* TASK PROMPT
Restate every line of the material, word for word.
** Start MATERIAL PROVIDED **
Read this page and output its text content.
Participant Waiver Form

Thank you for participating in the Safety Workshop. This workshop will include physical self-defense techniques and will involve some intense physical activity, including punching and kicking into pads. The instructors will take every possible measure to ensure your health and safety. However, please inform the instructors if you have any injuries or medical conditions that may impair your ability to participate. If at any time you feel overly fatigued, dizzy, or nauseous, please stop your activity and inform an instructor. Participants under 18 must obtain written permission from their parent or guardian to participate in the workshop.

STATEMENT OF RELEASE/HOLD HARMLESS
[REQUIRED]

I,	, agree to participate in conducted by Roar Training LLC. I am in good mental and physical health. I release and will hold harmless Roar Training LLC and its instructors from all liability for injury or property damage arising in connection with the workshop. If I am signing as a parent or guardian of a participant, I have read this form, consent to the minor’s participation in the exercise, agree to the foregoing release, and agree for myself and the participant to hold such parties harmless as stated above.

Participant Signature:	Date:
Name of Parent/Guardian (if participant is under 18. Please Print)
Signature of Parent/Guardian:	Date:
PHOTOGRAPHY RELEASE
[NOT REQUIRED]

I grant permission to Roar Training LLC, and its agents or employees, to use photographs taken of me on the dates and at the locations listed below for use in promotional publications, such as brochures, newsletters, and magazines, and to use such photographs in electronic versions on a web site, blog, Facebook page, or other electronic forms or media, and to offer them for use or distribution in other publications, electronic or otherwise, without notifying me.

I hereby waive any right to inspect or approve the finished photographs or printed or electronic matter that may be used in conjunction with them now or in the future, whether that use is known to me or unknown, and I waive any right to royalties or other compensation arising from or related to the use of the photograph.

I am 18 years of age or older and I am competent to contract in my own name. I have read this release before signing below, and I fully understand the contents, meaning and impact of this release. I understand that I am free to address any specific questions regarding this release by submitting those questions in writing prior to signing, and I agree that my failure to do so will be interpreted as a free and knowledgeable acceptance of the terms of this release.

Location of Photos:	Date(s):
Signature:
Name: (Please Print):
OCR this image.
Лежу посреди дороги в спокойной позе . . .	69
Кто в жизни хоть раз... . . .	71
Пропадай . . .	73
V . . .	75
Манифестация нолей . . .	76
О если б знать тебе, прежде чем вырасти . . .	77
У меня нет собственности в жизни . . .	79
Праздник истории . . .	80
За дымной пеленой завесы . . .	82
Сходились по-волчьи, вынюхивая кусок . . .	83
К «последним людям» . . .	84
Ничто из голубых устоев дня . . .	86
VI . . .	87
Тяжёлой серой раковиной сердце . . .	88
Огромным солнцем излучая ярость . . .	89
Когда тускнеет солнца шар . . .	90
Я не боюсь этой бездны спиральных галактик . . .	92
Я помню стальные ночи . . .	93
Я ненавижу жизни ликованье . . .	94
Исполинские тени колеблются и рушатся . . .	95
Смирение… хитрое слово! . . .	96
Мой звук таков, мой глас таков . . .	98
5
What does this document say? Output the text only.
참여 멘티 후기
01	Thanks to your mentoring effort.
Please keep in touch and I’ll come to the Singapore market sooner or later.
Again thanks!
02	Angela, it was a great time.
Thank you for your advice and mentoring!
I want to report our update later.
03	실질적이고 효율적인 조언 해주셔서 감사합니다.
** End MATERIAL PROVIDED **
* EXERCISE OUTPUT
Read this page and output its text content.
Participant Waiver Form

Thank you for participating in the Safety Workshop. This workshop will include physical self-defense techniques and will involve some intense physical activity, including punching and kicking into pads. The instructors will take every possible measure to ensure your health and safety. However, please inform the instructors if you have any injuries or medical conditions that may impair your ability to participate. If at any time you feel overly fatigued, dizzy, or nauseous, please stop your activity and inform an instructor. Participants under 18 must obtain written permission from their parent or guardian to participate in the workshop.

STATEMENT OF RELEASE/HOLD HARMLESS
[REQUIRED]

I,	, agree to participate in conducted by Roar Training LLC. I am in good mental and physical health. I release and will hold harmless Roar Training LLC and its instructors from all liability for injury or property damage arising in connection with the workshop. If I am signing as a parent or guardian of a participant, I have read this form, consent to the minor’s participation in the exercise, agree to the foregoing release, and agree for myself and the participant to hold such parties harmless as stated above.

Participant Signature:	Date:
Name of Parent/Guardian (if participant is under 18. Please Print)
Signature of Parent/Guardian:	Date:
PHOTOGRAPHY RELEASE
[NOT REQUIRED]

I grant permission to Roar Training LLC, and its agents or employees, to use photographs taken of me on the dates and at the locations listed below for use in promotional publications, such as brochures, newsletters, and magazines, and to use such photographs in electronic versions on a web site, blog, Facebook page, or other electronic forms or media, and to offer them for use or distribution in other publications, electronic or otherwise, without notifying me.

I hereby waive any right to inspect or approve the finished photographs or printed or electronic matter that may be used in conjunction with them now or in the future, whether that use is known to me or unknown, and I waive any right to royalties or other compensation arising from or related to the use of the photograph.

I am 18 years of age or older and I am competent to contract in my own name. I have read this release before signing below, and I fully understand the contents, meaning and impact of this release. I understand that I am free to address any specific questions regarding this release by submitting those questions in writing prior to signing, and I agree that my failure to do so will be interpreted as a free and knowledgeable acceptance of the terms of this release.

Location of Photos:	Date(s):
Signature:
Name: (Please Print):
OCR this image.
Лежу посреди дороги в спокойной позе . . .	69
Кто в жизни хоть раз... . . .	71
Пропадай . . .	73
V . . .	75
Манифестация нолей . . .	76
О если б знать тебе, прежде чем вырасти . . .	77
У меня нет собственности в жизни . . .	79
Праздник истории . . .	80
За дымной пеленой завесы . . .	82
Сходились по-волчьи, вынюхивая кусок . . .	83
К «последним людям» . . .	84
Ничто из голубых устоев дня . . .	86
VI . . .	87
Тяжёлой серой раковиной сердце . . .	88
Огромным солнцем излучая ярость . . .	89
Когда тускнеет солнца шар . . .	90
Я не боюсь этой бездны спиральных галактик . . .	92
Я помню стальные ночи . . .	93
Я ненавижу жизни ликованье . . .	94
Исполинские тени колеблются и рушатся . . .	95
Смирение… хитрое слово! . . .	96
Мой звук таков, мой глас таков . . .	98
5
What does this document say? Output the text only.
참여 멘티 후기
01	Thanks to your mentoring effort.
Please keep in touch and I’ll come to the Singapore market sooner or later.
Again thanks!
02	Angela, it was a great time.
Thank you for your advice and mentoring!
I want to report our update later.
03	실질적이고 효율적인 조언 해주셔서 감사합니다.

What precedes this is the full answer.